Below are the entries; count the lines in them that contain the word "JSON" and give only the number.

==============================

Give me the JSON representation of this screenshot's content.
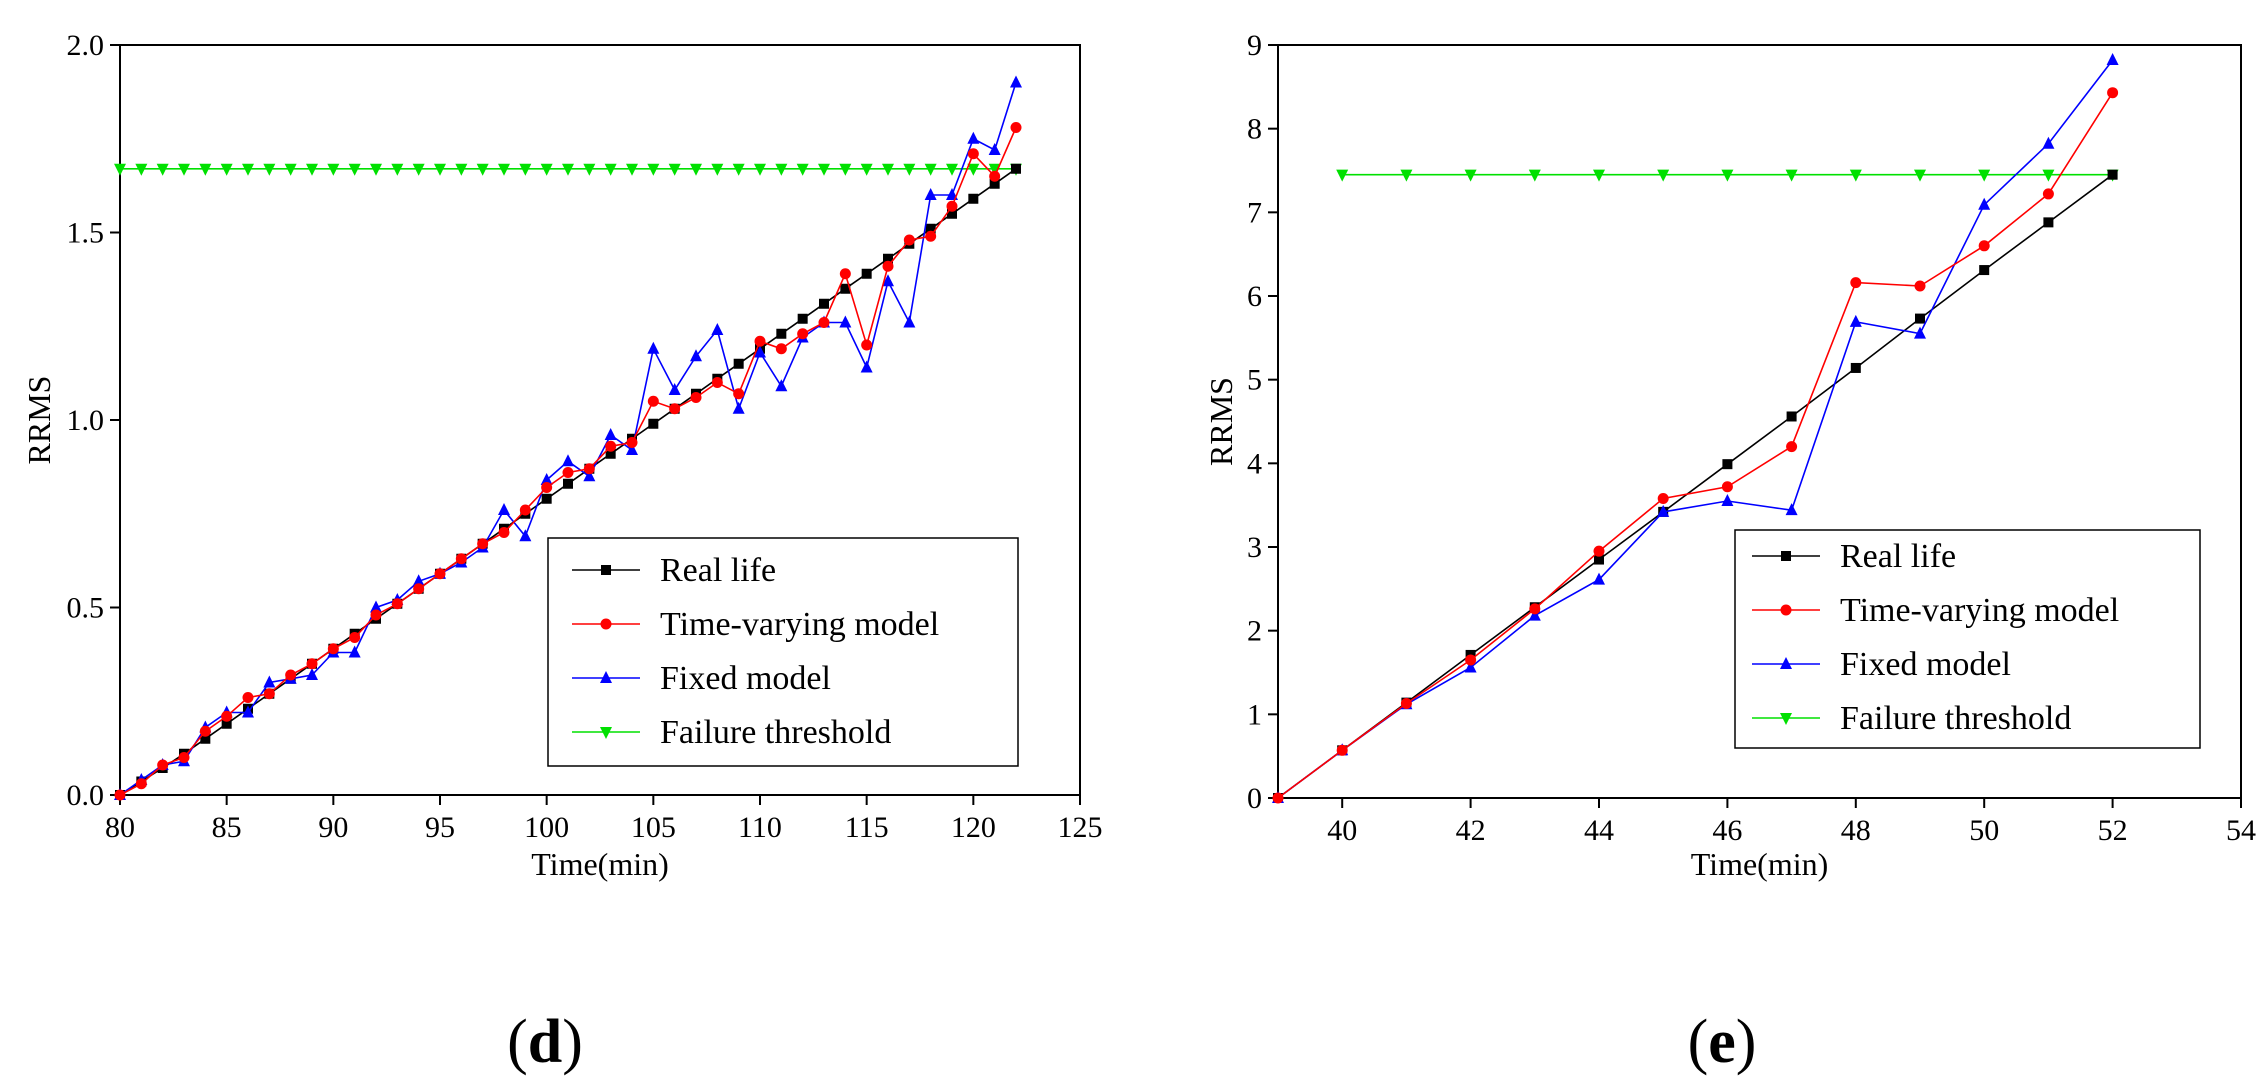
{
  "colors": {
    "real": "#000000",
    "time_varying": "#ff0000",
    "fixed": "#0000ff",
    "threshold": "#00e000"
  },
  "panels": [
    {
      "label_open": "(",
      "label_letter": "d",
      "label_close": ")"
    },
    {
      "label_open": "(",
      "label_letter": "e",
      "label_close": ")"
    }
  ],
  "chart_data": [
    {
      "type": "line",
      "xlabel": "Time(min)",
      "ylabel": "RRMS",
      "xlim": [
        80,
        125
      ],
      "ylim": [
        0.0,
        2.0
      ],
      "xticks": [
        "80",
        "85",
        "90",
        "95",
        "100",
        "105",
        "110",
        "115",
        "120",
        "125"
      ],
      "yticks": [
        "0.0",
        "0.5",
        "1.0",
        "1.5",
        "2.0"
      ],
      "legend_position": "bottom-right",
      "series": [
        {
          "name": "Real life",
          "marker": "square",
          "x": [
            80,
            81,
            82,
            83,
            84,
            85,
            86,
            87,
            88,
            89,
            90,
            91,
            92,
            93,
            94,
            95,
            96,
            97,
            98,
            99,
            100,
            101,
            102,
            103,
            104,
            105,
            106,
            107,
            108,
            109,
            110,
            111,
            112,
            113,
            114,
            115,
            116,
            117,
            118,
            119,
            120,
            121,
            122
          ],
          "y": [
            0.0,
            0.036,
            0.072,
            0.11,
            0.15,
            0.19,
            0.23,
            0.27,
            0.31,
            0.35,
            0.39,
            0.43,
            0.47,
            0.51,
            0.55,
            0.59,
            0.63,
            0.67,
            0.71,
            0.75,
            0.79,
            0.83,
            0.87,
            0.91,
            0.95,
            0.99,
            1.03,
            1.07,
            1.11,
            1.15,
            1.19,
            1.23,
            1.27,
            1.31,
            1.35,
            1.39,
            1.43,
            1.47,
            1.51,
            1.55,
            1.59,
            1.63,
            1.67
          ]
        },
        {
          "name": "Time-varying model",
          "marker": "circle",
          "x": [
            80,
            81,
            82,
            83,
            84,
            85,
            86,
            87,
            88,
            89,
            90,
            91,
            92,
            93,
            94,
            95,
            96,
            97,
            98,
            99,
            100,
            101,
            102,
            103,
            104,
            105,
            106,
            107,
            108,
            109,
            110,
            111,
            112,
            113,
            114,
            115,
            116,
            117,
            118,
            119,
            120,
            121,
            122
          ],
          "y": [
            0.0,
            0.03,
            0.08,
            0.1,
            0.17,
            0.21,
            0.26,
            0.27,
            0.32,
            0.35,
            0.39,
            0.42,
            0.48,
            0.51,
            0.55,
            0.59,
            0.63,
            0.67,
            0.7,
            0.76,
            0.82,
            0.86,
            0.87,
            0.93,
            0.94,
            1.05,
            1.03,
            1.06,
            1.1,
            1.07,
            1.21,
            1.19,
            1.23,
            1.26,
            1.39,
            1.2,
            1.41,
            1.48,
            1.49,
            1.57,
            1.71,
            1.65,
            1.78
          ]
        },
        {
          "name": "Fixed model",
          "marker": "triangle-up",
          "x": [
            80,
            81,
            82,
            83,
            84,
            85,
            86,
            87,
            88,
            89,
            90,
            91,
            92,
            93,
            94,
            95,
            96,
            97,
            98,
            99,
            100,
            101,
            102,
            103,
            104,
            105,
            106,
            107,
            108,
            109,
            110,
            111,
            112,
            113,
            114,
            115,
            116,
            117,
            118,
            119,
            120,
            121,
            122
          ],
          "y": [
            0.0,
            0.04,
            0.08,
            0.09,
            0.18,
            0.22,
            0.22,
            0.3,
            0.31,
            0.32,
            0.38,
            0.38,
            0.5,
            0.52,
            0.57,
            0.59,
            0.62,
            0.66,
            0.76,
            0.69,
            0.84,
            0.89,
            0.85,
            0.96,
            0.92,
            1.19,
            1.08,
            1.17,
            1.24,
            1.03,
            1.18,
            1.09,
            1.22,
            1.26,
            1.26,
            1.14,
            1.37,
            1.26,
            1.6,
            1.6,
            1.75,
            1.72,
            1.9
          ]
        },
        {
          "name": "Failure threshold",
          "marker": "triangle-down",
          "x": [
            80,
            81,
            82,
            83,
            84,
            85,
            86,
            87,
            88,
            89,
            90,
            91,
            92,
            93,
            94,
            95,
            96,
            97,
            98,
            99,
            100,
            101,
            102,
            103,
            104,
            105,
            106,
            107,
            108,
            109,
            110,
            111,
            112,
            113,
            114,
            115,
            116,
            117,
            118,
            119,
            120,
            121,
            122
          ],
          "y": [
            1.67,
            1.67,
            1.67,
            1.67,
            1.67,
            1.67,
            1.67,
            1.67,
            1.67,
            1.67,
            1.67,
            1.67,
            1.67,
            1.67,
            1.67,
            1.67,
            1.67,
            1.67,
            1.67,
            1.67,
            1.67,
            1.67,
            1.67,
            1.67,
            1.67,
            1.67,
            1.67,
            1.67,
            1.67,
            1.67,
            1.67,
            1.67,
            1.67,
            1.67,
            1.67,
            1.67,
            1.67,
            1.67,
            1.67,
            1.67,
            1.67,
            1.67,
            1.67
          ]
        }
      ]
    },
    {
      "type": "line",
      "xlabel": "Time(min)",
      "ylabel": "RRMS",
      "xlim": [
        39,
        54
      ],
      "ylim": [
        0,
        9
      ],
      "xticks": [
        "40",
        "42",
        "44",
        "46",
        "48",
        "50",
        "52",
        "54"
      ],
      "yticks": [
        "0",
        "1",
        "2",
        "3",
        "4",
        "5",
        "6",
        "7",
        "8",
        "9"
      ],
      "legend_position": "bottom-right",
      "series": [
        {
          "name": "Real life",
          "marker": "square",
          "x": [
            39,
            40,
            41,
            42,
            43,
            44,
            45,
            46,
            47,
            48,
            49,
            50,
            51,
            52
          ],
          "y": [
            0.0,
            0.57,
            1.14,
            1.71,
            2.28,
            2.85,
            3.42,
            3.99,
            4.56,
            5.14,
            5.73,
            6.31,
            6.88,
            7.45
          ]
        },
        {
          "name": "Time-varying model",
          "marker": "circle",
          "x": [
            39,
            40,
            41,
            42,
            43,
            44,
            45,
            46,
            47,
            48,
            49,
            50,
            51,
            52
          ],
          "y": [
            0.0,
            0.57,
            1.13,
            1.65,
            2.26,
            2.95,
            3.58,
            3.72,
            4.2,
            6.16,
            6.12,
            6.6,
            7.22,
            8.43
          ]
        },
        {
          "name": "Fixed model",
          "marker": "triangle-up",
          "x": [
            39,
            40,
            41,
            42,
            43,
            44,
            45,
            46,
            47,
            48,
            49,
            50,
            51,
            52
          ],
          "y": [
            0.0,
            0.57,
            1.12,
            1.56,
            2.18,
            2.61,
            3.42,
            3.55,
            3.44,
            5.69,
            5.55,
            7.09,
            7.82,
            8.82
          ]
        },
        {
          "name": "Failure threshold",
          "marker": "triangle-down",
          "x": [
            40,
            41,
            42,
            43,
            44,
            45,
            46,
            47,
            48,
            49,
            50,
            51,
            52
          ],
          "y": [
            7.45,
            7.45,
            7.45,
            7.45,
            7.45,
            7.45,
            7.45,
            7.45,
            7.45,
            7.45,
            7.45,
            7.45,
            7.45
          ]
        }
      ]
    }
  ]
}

==============================

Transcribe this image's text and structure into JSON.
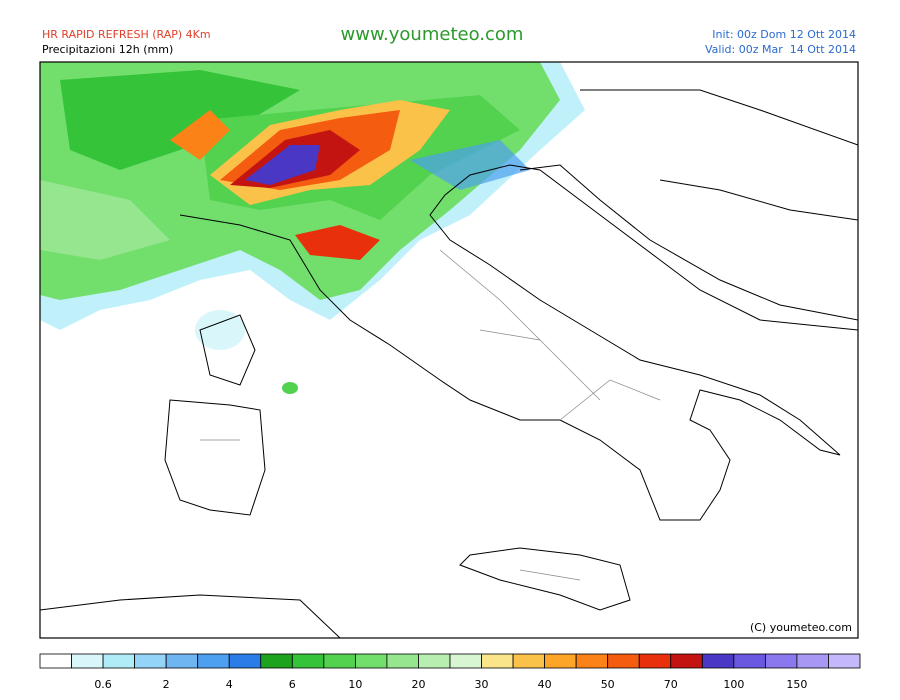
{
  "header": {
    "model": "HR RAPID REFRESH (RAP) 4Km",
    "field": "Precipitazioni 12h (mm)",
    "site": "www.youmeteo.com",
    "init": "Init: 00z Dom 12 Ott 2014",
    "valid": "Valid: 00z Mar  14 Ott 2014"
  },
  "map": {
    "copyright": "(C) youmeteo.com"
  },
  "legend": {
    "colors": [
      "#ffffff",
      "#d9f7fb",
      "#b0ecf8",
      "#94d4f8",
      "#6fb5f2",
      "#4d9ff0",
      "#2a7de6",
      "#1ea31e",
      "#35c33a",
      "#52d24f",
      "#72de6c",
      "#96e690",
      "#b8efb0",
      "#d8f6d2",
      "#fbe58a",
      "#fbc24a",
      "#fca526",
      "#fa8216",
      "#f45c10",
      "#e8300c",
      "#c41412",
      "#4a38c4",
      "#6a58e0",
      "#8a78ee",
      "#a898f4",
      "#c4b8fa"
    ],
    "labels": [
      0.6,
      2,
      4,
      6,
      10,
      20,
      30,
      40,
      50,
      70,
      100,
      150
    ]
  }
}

==============================

Solution for this exercise —
2